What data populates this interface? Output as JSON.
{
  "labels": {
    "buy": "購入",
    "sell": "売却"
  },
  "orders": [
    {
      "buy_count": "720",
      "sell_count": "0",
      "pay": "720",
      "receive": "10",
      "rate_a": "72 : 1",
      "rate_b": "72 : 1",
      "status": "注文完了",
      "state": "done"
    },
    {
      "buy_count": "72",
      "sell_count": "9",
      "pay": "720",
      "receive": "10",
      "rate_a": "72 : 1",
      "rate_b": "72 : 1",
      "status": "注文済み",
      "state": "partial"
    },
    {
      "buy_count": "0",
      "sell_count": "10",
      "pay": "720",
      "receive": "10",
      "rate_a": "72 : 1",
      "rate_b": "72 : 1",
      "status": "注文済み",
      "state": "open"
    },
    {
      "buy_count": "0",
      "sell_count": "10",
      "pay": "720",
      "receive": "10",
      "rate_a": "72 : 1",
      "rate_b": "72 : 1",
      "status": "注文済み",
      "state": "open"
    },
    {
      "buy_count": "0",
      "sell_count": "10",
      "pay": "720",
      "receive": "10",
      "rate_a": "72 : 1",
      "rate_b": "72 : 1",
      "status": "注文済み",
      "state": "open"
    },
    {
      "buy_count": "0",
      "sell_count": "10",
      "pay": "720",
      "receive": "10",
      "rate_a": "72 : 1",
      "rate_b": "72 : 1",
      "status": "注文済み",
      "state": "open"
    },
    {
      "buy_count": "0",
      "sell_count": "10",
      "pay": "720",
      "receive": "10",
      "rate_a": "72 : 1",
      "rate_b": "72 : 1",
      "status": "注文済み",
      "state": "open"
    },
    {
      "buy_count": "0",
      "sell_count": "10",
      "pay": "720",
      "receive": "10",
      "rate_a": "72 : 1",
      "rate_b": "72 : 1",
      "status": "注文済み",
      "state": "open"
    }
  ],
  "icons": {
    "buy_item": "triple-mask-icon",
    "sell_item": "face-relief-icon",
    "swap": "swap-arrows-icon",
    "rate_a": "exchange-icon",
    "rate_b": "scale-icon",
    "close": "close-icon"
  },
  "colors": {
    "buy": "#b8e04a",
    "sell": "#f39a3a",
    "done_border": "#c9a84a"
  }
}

=======

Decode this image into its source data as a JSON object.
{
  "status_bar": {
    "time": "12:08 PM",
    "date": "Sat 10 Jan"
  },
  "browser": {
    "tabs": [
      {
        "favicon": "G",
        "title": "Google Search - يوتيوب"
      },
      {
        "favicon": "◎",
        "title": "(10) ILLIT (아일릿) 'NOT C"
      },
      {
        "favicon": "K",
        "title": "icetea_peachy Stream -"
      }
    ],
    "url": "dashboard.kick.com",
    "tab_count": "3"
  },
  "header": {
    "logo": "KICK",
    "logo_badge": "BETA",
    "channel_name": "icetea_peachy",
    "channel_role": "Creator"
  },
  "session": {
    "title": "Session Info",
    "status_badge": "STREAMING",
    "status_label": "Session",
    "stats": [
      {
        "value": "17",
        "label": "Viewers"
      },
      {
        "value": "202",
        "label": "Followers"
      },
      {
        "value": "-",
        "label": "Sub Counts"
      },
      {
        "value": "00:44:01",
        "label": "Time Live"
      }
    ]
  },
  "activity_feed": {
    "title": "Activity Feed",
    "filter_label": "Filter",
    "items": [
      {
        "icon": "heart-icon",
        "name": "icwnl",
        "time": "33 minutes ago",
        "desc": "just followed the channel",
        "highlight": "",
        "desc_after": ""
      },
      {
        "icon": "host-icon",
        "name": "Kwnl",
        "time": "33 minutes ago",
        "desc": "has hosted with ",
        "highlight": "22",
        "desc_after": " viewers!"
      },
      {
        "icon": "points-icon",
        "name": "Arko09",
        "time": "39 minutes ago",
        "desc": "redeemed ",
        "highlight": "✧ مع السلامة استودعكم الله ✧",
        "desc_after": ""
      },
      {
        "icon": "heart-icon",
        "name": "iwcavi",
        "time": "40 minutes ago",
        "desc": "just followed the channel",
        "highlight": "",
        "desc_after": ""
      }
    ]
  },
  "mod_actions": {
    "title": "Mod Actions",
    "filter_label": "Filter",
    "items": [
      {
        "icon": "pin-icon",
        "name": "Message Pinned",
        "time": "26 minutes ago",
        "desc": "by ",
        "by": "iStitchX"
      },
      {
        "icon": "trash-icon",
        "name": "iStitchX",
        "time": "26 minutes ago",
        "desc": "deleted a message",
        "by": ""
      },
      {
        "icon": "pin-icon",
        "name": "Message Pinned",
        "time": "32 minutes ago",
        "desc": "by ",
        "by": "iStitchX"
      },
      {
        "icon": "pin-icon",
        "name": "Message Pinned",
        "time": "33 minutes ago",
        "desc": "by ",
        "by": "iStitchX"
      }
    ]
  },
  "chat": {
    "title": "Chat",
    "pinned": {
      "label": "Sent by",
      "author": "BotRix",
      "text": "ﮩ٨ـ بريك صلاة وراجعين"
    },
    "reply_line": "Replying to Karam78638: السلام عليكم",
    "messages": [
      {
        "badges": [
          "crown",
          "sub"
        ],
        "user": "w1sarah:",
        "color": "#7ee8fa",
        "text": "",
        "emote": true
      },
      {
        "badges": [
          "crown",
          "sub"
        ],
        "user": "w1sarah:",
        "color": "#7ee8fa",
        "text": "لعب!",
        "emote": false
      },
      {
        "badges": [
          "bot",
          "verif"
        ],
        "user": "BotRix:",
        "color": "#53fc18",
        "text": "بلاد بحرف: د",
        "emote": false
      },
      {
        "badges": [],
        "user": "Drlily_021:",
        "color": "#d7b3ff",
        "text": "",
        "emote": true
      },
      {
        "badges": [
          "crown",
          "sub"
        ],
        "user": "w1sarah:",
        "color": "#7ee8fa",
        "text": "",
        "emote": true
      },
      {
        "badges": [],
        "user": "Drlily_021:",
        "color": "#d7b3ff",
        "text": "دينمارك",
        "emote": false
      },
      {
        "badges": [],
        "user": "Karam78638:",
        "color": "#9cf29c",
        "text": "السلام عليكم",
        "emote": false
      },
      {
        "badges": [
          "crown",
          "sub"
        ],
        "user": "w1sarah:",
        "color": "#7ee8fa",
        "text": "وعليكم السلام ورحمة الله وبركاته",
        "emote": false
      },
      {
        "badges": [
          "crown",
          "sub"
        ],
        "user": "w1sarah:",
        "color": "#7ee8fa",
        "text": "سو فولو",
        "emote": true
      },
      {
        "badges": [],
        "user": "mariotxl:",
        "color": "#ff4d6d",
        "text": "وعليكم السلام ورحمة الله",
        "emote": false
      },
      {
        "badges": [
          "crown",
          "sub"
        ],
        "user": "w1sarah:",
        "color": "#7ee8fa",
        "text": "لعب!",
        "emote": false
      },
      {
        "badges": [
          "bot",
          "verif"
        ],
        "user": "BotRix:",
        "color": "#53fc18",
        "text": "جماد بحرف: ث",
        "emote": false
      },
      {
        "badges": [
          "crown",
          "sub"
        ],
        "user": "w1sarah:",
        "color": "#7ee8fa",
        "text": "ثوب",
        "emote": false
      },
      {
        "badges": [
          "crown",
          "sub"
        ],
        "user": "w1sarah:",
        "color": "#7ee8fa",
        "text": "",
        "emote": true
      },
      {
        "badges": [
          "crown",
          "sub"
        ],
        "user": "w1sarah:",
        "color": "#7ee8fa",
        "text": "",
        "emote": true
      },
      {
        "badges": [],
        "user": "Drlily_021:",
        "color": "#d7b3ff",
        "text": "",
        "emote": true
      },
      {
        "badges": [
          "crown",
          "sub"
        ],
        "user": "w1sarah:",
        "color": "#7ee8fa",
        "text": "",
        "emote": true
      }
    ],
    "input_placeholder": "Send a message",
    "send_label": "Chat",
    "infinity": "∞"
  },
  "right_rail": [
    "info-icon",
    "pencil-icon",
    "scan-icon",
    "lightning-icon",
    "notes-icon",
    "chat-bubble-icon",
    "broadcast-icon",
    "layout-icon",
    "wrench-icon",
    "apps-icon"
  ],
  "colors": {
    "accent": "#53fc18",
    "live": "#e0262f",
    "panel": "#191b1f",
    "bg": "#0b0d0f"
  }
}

=======

| TASK GOAL |
Filter the records above for "الله" and copy every matching line.

| SOLUTION TO THIS TASK |
        "highlight": "✧ مع السلامة استودعكم الله ✧",
        "text": "وعليكم السلام ورحمة الله وبركاته",
        "text": "وعليكم السلام ورحمة الله",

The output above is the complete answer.